Records for this task –
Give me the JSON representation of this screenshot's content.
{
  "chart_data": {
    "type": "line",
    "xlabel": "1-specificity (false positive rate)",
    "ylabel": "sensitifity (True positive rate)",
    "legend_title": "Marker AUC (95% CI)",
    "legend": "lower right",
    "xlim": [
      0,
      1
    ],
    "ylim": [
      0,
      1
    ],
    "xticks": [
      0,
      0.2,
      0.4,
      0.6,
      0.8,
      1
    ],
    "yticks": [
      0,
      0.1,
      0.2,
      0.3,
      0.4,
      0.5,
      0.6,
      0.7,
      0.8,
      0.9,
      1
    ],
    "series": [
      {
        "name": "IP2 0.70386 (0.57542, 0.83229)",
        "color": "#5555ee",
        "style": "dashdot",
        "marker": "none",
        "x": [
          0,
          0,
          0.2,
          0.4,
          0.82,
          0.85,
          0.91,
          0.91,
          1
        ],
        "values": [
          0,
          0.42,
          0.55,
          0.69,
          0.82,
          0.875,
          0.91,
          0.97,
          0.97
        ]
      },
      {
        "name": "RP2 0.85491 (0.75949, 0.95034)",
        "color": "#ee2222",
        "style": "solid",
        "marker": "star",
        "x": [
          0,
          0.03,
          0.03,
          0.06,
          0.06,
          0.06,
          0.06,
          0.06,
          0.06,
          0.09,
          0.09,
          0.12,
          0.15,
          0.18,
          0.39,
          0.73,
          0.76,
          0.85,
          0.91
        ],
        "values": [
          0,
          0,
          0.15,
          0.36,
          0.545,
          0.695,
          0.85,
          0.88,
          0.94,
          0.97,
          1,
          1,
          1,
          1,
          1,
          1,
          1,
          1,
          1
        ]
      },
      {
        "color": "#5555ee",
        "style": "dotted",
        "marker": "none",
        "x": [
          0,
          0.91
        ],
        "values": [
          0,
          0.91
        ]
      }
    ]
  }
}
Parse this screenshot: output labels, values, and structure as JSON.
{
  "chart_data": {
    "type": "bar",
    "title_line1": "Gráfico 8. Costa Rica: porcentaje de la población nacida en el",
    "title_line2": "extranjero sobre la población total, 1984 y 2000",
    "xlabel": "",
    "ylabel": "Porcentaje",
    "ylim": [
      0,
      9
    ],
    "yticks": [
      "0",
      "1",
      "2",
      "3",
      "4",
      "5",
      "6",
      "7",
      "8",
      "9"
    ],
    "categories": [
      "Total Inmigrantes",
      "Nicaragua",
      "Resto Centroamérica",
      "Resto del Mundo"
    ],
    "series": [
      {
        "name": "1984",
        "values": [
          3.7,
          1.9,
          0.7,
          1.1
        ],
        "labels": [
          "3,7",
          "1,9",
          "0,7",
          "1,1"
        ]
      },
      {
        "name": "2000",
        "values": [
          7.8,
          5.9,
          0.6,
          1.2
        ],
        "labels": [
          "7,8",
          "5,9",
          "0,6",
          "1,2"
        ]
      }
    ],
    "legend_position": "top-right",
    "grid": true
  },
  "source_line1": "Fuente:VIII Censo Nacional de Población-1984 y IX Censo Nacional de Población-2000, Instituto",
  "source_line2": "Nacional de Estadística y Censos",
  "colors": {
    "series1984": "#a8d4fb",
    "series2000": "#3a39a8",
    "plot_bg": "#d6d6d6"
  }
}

Task objective – Output all of the data again, exactly.

Result –
Give me the JSON representation of this screenshot's content.
{
  "chart_data": {
    "type": "line",
    "xlabel": "1-specificity (false positive rate)",
    "ylabel": "sensitifity (True positive rate)",
    "legend_title": "Marker AUC (95% CI)",
    "legend": "lower right",
    "xlim": [
      0,
      1
    ],
    "ylim": [
      0,
      1
    ],
    "xticks": [
      0,
      0.2,
      0.4,
      0.6,
      0.8,
      1
    ],
    "yticks": [
      0,
      0.1,
      0.2,
      0.3,
      0.4,
      0.5,
      0.6,
      0.7,
      0.8,
      0.9,
      1
    ],
    "series": [
      {
        "name": "IP2 0.70386 (0.57542, 0.83229)",
        "color": "#5555ee",
        "style": "dashdot",
        "marker": "none",
        "x": [
          0,
          0,
          0.2,
          0.4,
          0.82,
          0.85,
          0.91,
          0.91,
          1
        ],
        "values": [
          0,
          0.42,
          0.55,
          0.69,
          0.82,
          0.875,
          0.91,
          0.97,
          0.97
        ]
      },
      {
        "name": "RP2 0.85491 (0.75949, 0.95034)",
        "color": "#ee2222",
        "style": "solid",
        "marker": "star",
        "x": [
          0,
          0.03,
          0.03,
          0.06,
          0.06,
          0.06,
          0.06,
          0.06,
          0.06,
          0.09,
          0.09,
          0.12,
          0.15,
          0.18,
          0.39,
          0.73,
          0.76,
          0.85,
          0.91
        ],
        "values": [
          0,
          0,
          0.15,
          0.36,
          0.545,
          0.695,
          0.85,
          0.88,
          0.94,
          0.97,
          1,
          1,
          1,
          1,
          1,
          1,
          1,
          1,
          1
        ]
      },
      {
        "color": "#5555ee",
        "style": "dotted",
        "marker": "none",
        "x": [
          0,
          0.91
        ],
        "values": [
          0,
          0.91
        ]
      }
    ]
  }
}
Parse this screenshot: output labels, values, and structure as JSON.
{
  "chart_data": {
    "type": "bar",
    "title_line1": "Gráfico 8. Costa Rica: porcentaje de la población nacida en el",
    "title_line2": "extranjero sobre la población total, 1984 y 2000",
    "xlabel": "",
    "ylabel": "Porcentaje",
    "ylim": [
      0,
      9
    ],
    "yticks": [
      "0",
      "1",
      "2",
      "3",
      "4",
      "5",
      "6",
      "7",
      "8",
      "9"
    ],
    "categories": [
      "Total Inmigrantes",
      "Nicaragua",
      "Resto Centroamérica",
      "Resto del Mundo"
    ],
    "series": [
      {
        "name": "1984",
        "values": [
          3.7,
          1.9,
          0.7,
          1.1
        ],
        "labels": [
          "3,7",
          "1,9",
          "0,7",
          "1,1"
        ]
      },
      {
        "name": "2000",
        "values": [
          7.8,
          5.9,
          0.6,
          1.2
        ],
        "labels": [
          "7,8",
          "5,9",
          "0,6",
          "1,2"
        ]
      }
    ],
    "legend_position": "top-right",
    "grid": true
  },
  "source_line1": "Fuente:VIII Censo Nacional de Población-1984 y IX Censo Nacional de Población-2000, Instituto",
  "source_line2": "Nacional de Estadística y Censos",
  "colors": {
    "series1984": "#a8d4fb",
    "series2000": "#3a39a8",
    "plot_bg": "#d6d6d6"
  }
}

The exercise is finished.